→ **Task requirements**:
a - Put this sentence from the Confederate ammunition crate appraisal into Spanish: "I bought it from a Goodwill store in southern Michigan."
b - How many lines of the records contain the string "growth"? Reply with the number alone.

1861 Confederate Ammunition Crate

Value (2008) | $7,000 Retail

GUEST:
I brought this box from the Augusta Arsenal that I picked up a few years back and really wasn't sure if it was a genuine item or if it was a, uh, Civil War reenactment piece.

APPRAISER:
Where did you pick it up at?

GUEST:
I bought it from a Goodwill store in southern Michigan.

APPRAISER:
And what did it cost you?

GUEST:
Uh, under five dollars.

APPRAISER:
We have beautiful markings. On the lid, we have "600 Cartridges Caliber 44." They measured the size of the bore of the gun in hundredths of an inch-- 44 one-hundredths- of-an-inch caliber. And we have "Conical Ball," meaning that it's a true bullet, not a round ball. And we have "Augusta Arsenal," Augusta being in Georgia. They do make reproductions of this. They do make them for reenactment units, for display pieces. This one is not.

GUEST:
Really?

APPRAISER:
This one's a real one. And there's a few things that we like to see on it. The nice paint. We have square-headed nails throughout. Nicely constructed. And this one, it's marked on the ends-- 600. That's how many it held. It held 600 of them. We have a little bit of damage here, where it chipped off. They would attach the lid with four screws that held it in place. These have a very low survival rate. And there's a good reason for that. After you use the cartridges out of it, what are you going to do with it? You're going to burn the wood and get rid of it,

GUEST:
Yeah.

APPRAISER:
or use the wood for something else. Therefore, very few of them survive. Even a smaller number survive with the lid, because once you take those screws,

GUEST:
Sure.

APPRAISER:
Yeah, there's no... there's nothing...

GUEST:
No hinge or anything to hold it.

APPRAISER:
No hinge.

GUEST:
No.

APPRAISER:
No. And they didn't use a hinge, because it was more expensive. This was the most inexpensive way that they could attach it. This one is spectacular.

GUEST:
Oh, wow.

APPRAISER:
For a Civil War collector, it sends chills up your arms to see it, because it's Confederate. Augusta Arsenal in Georgia is a Southern-made one. You run into more of these that are Northern made. Southern pieces-- very minuscule survival rate. This one is gorgeous. Have you ever had it appraised?

GUEST:
No, I haven't. I, uh, had it in the basement and always was going to get it checked out, and I just didn't know who to really go to, and when you guys came to town, I said, "Those are the guys I'm going to see."

APPRAISER:
Well, what was your hope when you left the house this morning?

GUEST:
Uh, I thought if it was genuine, and it was not a reenactment piece, I might get lucky and it might be, uh, you know, $500.

→ **Layout annotation data**:
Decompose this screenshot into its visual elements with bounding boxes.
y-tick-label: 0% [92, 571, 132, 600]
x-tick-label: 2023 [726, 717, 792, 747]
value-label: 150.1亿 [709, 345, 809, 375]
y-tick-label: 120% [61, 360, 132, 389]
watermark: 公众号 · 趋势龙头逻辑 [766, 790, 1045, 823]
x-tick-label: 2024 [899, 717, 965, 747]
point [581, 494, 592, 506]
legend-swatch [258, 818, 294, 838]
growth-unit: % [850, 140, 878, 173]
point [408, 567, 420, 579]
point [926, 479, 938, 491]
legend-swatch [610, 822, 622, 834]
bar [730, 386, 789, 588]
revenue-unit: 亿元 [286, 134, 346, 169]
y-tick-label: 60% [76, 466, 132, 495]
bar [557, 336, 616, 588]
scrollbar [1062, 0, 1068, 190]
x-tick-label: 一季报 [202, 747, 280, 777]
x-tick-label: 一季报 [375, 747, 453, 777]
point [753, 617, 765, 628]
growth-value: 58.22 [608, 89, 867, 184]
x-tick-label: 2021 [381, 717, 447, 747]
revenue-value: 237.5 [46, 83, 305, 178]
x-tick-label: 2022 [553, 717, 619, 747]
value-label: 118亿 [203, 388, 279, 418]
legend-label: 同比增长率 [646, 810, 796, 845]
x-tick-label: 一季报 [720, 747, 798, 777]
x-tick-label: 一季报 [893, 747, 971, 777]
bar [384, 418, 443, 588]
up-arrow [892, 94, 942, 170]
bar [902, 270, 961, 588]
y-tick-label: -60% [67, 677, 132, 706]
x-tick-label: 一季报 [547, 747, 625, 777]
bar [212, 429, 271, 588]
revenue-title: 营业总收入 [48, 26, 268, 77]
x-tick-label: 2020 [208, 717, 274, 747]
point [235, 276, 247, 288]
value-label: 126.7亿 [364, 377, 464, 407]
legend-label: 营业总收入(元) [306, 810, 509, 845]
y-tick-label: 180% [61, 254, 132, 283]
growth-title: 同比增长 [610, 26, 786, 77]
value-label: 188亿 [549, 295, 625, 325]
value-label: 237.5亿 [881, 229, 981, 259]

→ **Worked solutions**:
a - Lo compré en una tienda Goodwill del sur de Michigan.

b - 3